- _What the task requires_
Your task is to copy each line that has the word "frequency".

======== Working data

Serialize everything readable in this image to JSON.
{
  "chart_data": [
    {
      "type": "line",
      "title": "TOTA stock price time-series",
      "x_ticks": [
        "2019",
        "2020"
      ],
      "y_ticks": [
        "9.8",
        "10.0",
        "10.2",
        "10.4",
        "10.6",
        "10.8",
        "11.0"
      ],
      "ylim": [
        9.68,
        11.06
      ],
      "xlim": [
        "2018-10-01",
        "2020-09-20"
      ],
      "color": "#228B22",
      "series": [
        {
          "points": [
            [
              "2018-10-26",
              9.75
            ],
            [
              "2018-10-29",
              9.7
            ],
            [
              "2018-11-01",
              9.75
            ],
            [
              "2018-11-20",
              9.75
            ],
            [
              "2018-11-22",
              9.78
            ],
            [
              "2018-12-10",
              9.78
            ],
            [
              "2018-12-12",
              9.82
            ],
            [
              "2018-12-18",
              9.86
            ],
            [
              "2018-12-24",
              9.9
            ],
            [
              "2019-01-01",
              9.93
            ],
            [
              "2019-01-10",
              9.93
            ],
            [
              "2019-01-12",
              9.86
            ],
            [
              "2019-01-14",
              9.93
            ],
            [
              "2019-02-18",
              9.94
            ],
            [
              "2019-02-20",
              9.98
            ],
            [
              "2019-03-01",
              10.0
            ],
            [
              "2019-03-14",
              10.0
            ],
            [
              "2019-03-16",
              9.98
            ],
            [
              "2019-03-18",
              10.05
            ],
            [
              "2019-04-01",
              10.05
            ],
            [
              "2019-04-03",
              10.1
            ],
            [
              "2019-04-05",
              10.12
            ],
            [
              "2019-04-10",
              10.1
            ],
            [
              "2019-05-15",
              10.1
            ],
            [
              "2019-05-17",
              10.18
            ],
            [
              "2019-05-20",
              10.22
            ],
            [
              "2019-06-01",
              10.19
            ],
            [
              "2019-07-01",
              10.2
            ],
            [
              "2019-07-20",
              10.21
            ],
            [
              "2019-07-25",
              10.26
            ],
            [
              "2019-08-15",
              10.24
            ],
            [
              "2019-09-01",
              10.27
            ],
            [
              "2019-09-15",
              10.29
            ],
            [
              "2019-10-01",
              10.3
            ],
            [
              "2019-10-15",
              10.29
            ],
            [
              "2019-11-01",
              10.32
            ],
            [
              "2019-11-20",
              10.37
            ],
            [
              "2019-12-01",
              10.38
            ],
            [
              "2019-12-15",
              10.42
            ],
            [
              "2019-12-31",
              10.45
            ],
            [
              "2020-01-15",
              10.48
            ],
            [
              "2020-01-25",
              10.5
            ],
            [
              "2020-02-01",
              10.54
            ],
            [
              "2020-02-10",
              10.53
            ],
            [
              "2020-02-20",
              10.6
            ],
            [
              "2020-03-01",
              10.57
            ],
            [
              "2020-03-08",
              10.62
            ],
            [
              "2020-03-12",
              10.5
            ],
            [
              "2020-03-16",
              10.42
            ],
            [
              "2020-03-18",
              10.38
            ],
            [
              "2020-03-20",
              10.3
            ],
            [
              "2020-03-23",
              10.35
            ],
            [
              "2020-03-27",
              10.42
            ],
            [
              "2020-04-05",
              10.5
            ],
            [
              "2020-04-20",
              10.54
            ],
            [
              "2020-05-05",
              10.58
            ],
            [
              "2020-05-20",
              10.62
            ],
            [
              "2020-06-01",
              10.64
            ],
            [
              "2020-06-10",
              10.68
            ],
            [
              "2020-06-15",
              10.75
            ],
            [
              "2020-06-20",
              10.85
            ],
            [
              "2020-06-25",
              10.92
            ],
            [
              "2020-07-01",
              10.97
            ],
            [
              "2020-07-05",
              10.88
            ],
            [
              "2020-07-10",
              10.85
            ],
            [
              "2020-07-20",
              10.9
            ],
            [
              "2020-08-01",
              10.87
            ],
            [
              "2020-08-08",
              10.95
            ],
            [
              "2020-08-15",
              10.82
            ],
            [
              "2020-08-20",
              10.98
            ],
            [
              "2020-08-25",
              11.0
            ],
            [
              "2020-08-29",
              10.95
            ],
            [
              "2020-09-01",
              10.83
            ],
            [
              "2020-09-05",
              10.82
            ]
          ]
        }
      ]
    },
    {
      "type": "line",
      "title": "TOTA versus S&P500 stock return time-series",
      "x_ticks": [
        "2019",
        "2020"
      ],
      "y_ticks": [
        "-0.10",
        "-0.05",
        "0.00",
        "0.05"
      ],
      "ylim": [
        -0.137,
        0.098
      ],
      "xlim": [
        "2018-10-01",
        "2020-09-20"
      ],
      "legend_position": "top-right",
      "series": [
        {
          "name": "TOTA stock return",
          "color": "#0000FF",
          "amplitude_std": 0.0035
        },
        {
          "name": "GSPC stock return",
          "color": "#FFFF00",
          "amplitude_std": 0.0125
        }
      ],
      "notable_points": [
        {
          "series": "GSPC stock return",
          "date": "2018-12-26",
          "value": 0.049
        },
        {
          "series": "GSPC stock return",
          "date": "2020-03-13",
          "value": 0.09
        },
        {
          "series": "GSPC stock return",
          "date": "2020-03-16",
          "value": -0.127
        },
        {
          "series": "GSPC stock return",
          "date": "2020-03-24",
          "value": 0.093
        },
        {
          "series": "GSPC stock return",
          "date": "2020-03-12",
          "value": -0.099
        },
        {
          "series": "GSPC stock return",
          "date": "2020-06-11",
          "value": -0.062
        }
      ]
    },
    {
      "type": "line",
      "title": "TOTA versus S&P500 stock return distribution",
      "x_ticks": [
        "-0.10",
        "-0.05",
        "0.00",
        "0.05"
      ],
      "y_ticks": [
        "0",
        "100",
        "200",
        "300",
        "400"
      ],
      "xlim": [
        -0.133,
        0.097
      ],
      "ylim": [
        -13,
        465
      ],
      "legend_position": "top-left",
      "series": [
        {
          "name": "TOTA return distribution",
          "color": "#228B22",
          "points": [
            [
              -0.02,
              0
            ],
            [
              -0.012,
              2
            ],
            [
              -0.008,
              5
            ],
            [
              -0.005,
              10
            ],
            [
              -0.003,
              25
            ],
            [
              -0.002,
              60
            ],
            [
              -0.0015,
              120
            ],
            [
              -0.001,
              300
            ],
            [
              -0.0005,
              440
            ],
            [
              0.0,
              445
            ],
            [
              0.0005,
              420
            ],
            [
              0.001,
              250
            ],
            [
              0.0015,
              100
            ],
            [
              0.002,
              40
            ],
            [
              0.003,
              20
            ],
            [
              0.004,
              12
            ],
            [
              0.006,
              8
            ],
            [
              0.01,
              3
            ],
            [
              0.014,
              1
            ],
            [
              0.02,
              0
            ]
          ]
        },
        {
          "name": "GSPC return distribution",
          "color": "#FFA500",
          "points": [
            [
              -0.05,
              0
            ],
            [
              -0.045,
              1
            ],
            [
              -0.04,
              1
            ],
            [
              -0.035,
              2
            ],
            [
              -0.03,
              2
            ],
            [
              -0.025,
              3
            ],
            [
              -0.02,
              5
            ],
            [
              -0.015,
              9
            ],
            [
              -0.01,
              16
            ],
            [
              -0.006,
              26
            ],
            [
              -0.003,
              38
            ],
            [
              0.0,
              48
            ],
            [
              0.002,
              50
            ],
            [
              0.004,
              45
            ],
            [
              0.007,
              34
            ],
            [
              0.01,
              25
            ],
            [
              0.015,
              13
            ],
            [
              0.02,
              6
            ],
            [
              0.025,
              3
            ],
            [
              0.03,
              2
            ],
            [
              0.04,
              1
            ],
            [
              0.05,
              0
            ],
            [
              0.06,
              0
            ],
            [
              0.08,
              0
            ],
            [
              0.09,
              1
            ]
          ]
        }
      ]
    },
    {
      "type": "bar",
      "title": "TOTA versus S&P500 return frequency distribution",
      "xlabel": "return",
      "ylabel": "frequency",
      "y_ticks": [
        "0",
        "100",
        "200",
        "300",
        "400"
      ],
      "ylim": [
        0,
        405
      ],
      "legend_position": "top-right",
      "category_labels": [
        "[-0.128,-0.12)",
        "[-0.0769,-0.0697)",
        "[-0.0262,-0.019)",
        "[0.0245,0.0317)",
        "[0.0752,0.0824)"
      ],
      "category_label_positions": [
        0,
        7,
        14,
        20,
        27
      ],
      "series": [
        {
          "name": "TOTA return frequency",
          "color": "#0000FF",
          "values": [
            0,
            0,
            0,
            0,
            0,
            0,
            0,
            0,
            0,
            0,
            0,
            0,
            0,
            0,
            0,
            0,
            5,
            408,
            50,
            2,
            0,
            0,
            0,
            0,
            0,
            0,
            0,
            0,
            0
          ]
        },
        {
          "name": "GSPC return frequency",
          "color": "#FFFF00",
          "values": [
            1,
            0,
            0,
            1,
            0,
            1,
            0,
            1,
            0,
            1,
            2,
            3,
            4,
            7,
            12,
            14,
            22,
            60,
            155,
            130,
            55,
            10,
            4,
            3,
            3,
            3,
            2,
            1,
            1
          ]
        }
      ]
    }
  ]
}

================

- _Solution to this exercise_
      "title": "TOTA versus S&P500 return frequency distribution",
      "ylabel": "frequency",
          "name": "TOTA return frequency",
          "name": "GSPC return frequency",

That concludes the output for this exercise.